• Exercise description: Omit the images, then print each record below exactly as it reads.

• Dataset items:

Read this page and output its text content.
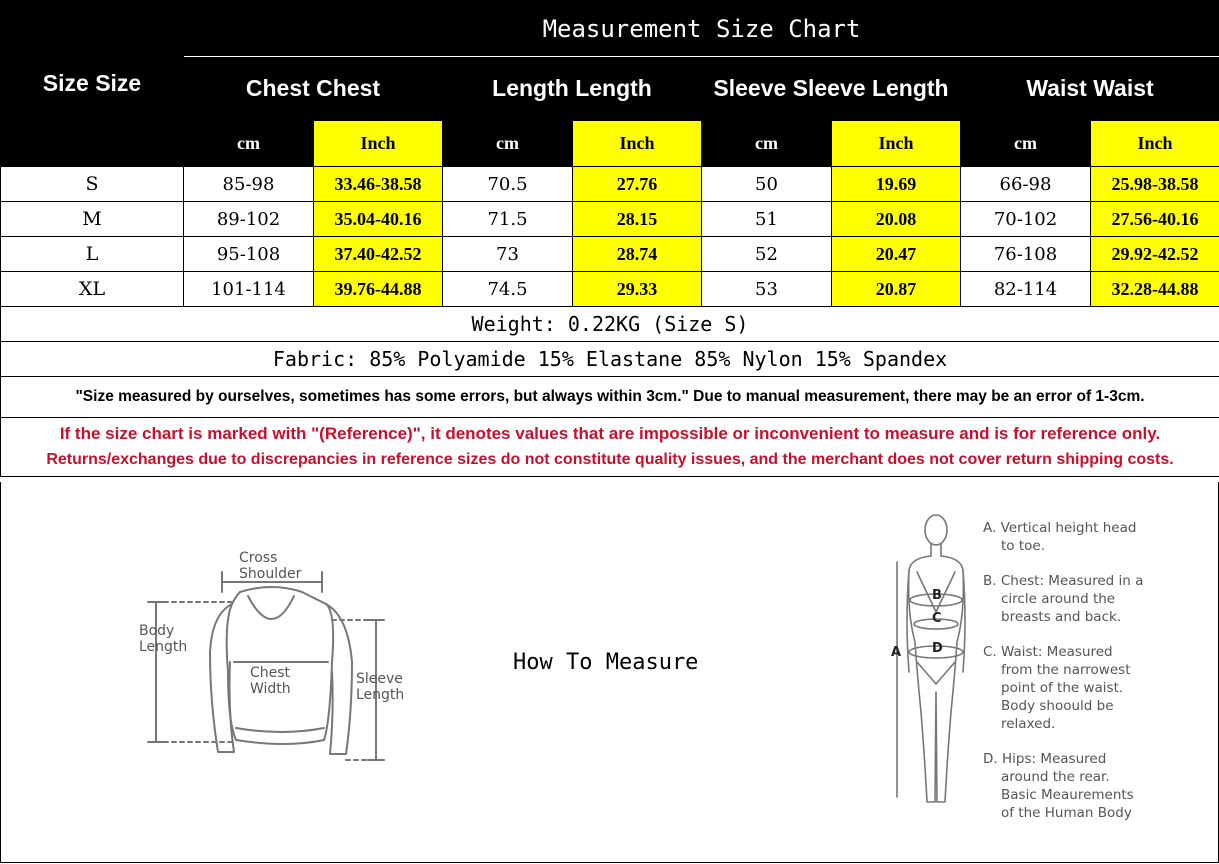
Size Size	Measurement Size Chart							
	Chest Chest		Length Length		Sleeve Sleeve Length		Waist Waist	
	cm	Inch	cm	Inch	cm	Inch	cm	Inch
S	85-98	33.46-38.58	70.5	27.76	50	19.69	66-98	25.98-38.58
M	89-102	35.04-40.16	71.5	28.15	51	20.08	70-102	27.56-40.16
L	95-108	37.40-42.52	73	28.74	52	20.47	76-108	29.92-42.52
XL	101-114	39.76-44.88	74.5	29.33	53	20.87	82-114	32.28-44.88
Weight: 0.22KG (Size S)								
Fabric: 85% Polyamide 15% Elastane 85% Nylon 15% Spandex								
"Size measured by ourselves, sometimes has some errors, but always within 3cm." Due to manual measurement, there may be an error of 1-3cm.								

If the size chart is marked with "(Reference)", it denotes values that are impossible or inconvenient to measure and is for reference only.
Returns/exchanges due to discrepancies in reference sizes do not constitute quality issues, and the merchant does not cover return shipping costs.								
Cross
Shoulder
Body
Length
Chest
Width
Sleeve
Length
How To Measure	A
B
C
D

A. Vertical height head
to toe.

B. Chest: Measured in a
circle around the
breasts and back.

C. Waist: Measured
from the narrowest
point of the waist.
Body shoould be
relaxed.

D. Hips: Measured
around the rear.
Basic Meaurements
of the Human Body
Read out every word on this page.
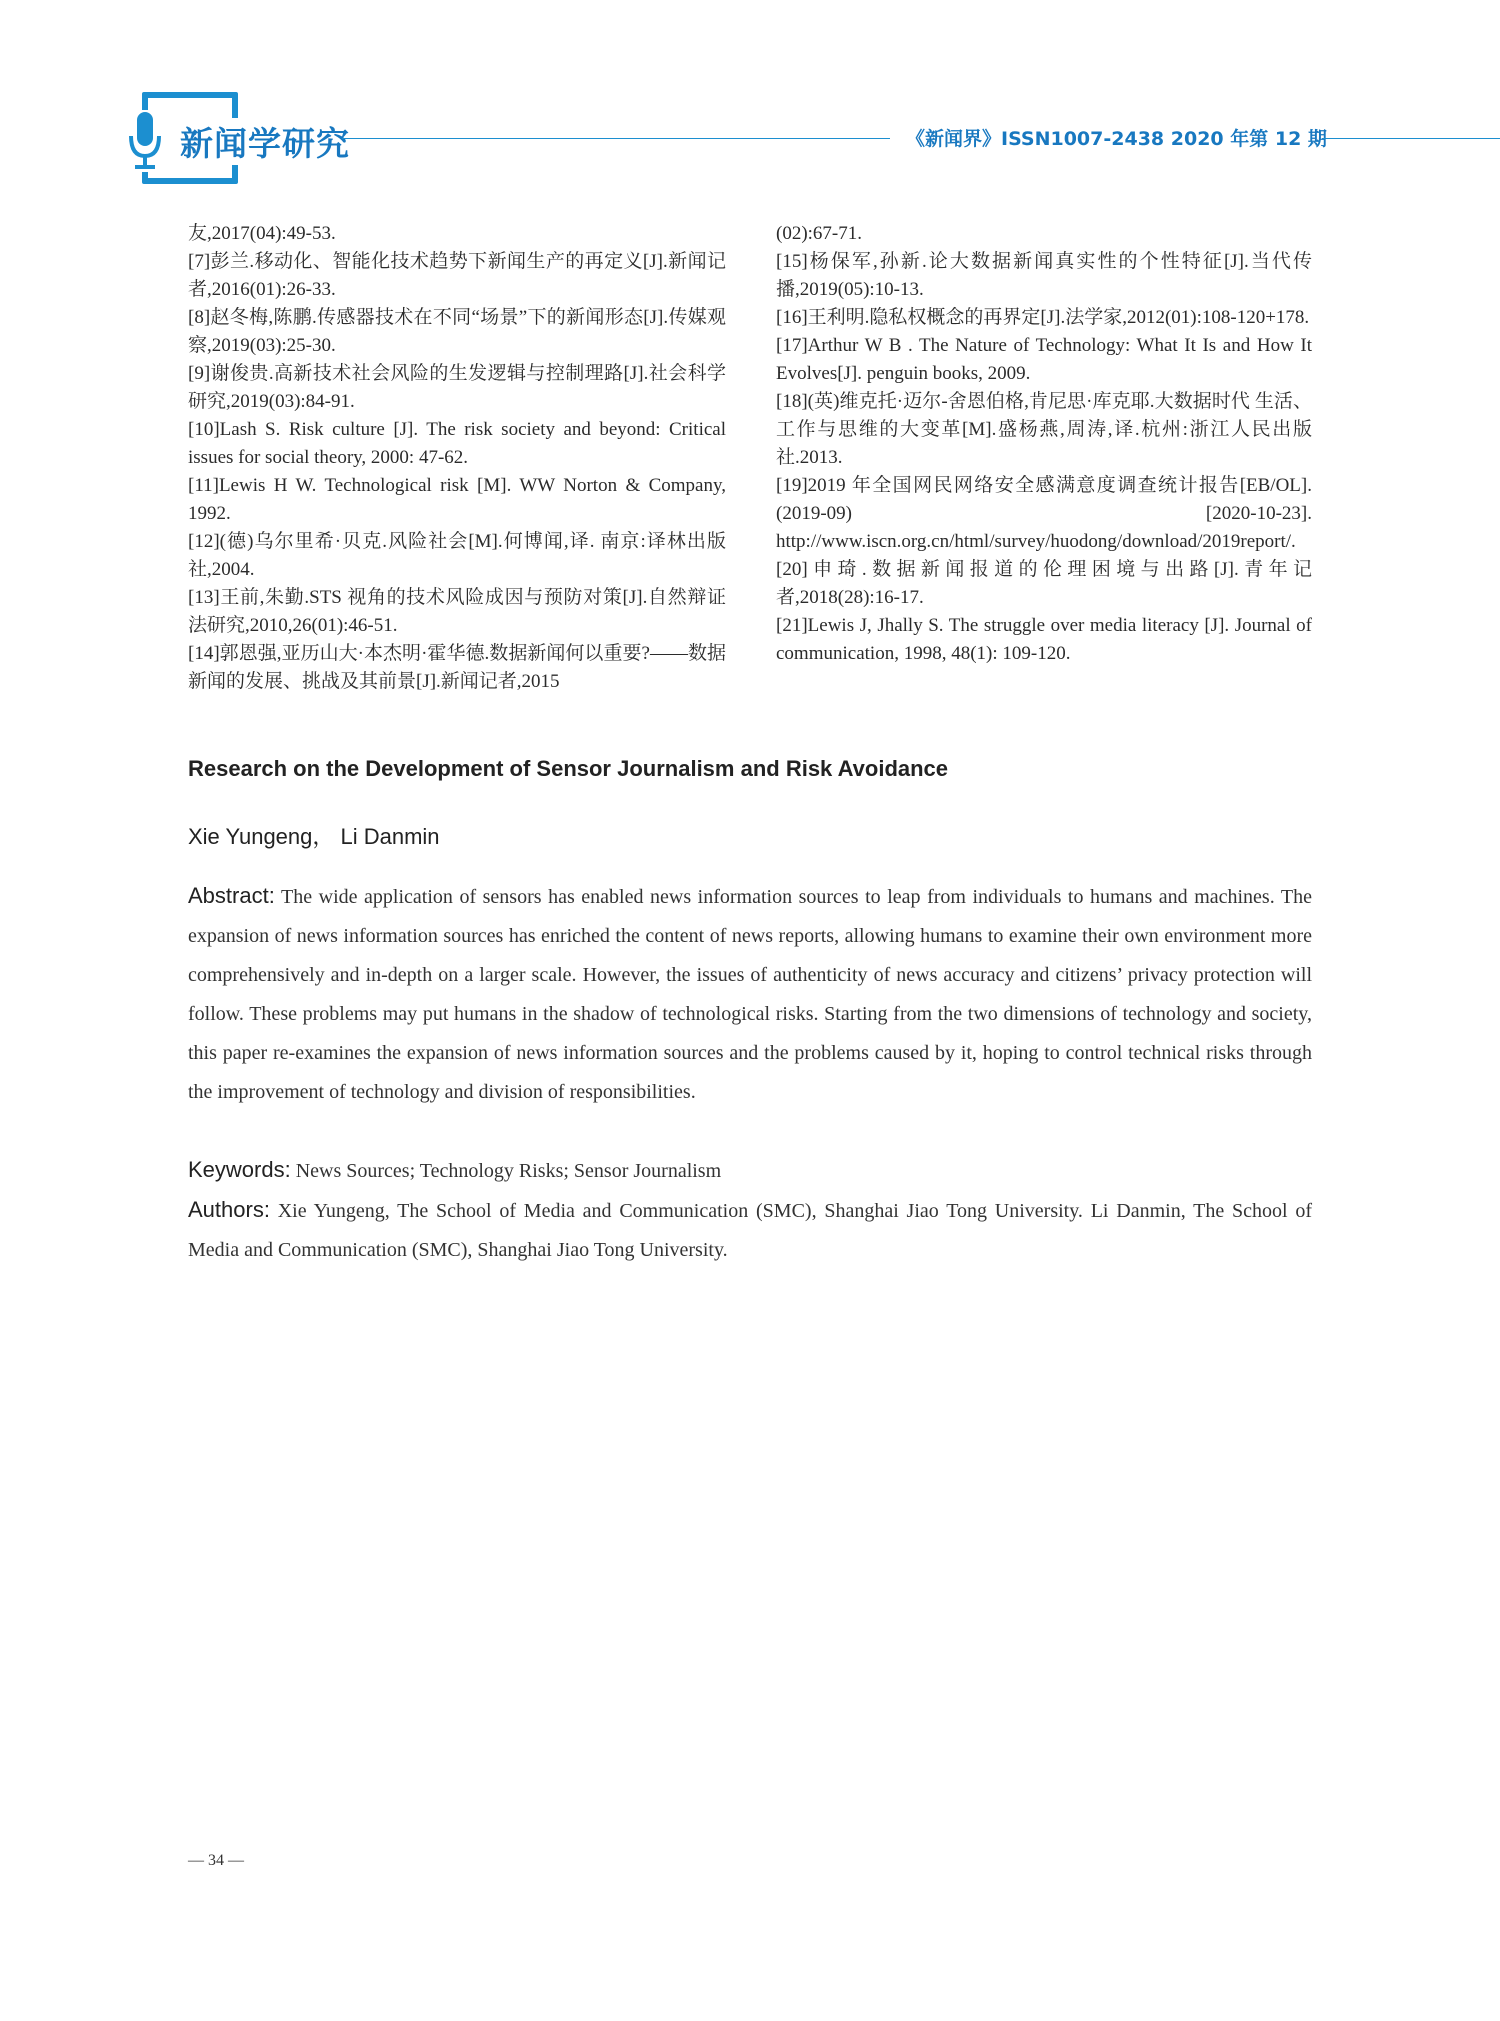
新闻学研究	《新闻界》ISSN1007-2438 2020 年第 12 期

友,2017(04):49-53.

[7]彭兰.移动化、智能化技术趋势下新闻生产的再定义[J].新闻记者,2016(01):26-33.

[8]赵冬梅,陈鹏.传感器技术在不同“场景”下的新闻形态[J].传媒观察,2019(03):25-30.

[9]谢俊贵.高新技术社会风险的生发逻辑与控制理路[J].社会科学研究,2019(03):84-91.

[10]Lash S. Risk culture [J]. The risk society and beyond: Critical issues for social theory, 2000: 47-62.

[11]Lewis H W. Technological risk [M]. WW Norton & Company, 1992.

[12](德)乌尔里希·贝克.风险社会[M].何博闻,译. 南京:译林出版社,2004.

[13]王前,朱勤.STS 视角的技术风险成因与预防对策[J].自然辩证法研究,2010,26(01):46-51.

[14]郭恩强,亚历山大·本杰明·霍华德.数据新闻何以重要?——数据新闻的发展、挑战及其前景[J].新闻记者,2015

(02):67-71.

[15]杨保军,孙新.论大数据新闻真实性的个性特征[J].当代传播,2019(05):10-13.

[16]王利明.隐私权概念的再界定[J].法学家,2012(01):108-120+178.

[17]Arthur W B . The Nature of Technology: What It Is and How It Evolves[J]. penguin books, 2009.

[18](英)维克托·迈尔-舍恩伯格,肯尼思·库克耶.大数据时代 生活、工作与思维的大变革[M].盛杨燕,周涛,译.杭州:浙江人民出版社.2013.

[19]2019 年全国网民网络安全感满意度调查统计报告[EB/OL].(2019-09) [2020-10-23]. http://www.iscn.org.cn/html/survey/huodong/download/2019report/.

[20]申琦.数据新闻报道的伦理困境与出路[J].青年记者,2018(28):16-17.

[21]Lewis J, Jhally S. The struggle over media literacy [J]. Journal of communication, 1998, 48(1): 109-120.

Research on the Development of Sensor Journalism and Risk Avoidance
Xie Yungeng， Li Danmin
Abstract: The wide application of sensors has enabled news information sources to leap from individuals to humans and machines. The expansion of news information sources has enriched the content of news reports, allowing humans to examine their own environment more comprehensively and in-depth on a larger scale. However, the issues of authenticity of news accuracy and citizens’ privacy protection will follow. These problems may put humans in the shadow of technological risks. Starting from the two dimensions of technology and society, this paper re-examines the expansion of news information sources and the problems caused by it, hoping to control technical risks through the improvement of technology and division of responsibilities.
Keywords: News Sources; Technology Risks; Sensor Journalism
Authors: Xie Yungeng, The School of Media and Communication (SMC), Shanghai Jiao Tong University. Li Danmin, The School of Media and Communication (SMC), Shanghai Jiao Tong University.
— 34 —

• Solution:
Read this page and output its text content.
Size Size	Measurement Size Chart							
	Chest Chest		Length Length		Sleeve Sleeve Length		Waist Waist	
	cm	Inch	cm	Inch	cm	Inch	cm	Inch
S	85-98	33.46-38.58	70.5	27.76	50	19.69	66-98	25.98-38.58
M	89-102	35.04-40.16	71.5	28.15	51	20.08	70-102	27.56-40.16
L	95-108	37.40-42.52	73	28.74	52	20.47	76-108	29.92-42.52
XL	101-114	39.76-44.88	74.5	29.33	53	20.87	82-114	32.28-44.88
Weight: 0.22KG (Size S)								
Fabric: 85% Polyamide 15% Elastane 85% Nylon 15% Spandex								
"Size measured by ourselves, sometimes has some errors, but always within 3cm." Due to manual measurement, there may be an error of 1-3cm.								

If the size chart is marked with "(Reference)", it denotes values that are impossible or inconvenient to measure and is for reference only.
Returns/exchanges due to discrepancies in reference sizes do not constitute quality issues, and the merchant does not cover return shipping costs.								
Cross
Shoulder
Body
Length
Chest
Width
Sleeve
Length
How To Measure	A
B
C
D

A. Vertical height head
to toe.

B. Chest: Measured in a
circle around the
breasts and back.

C. Waist: Measured
from the narrowest
point of the waist.
Body shoould be
relaxed.

D. Hips: Measured
around the rear.
Basic Meaurements
of the Human Body
Read out every word on this page.
新闻学研究	《新闻界》ISSN1007-2438 2020 年第 12 期

友,2017(04):49-53.

[7]彭兰.移动化、智能化技术趋势下新闻生产的再定义[J].新闻记者,2016(01):26-33.

[8]赵冬梅,陈鹏.传感器技术在不同“场景”下的新闻形态[J].传媒观察,2019(03):25-30.

[9]谢俊贵.高新技术社会风险的生发逻辑与控制理路[J].社会科学研究,2019(03):84-91.

[10]Lash S. Risk culture [J]. The risk society and beyond: Critical issues for social theory, 2000: 47-62.

[11]Lewis H W. Technological risk [M]. WW Norton & Company, 1992.

[12](德)乌尔里希·贝克.风险社会[M].何博闻,译. 南京:译林出版社,2004.

[13]王前,朱勤.STS 视角的技术风险成因与预防对策[J].自然辩证法研究,2010,26(01):46-51.

[14]郭恩强,亚历山大·本杰明·霍华德.数据新闻何以重要?——数据新闻的发展、挑战及其前景[J].新闻记者,2015

(02):67-71.

[15]杨保军,孙新.论大数据新闻真实性的个性特征[J].当代传播,2019(05):10-13.

[16]王利明.隐私权概念的再界定[J].法学家,2012(01):108-120+178.

[17]Arthur W B . The Nature of Technology: What It Is and How It Evolves[J]. penguin books, 2009.

[18](英)维克托·迈尔-舍恩伯格,肯尼思·库克耶.大数据时代 生活、工作与思维的大变革[M].盛杨燕,周涛,译.杭州:浙江人民出版社.2013.

[19]2019 年全国网民网络安全感满意度调查统计报告[EB/OL].(2019-09) [2020-10-23]. http://www.iscn.org.cn/html/survey/huodong/download/2019report/.

[20]申琦.数据新闻报道的伦理困境与出路[J].青年记者,2018(28):16-17.

[21]Lewis J, Jhally S. The struggle over media literacy [J]. Journal of communication, 1998, 48(1): 109-120.

Research on the Development of Sensor Journalism and Risk Avoidance
Xie Yungeng， Li Danmin
Abstract: The wide application of sensors has enabled news information sources to leap from individuals to humans and machines. The expansion of news information sources has enriched the content of news reports, allowing humans to examine their own environment more comprehensively and in-depth on a larger scale. However, the issues of authenticity of news accuracy and citizens’ privacy protection will follow. These problems may put humans in the shadow of technological risks. Starting from the two dimensions of technology and society, this paper re-examines the expansion of news information sources and the problems caused by it, hoping to control technical risks through the improvement of technology and division of responsibilities.
Keywords: News Sources; Technology Risks; Sensor Journalism
Authors: Xie Yungeng, The School of Media and Communication (SMC), Shanghai Jiao Tong University. Li Danmin, The School of Media and Communication (SMC), Shanghai Jiao Tong University.
— 34 —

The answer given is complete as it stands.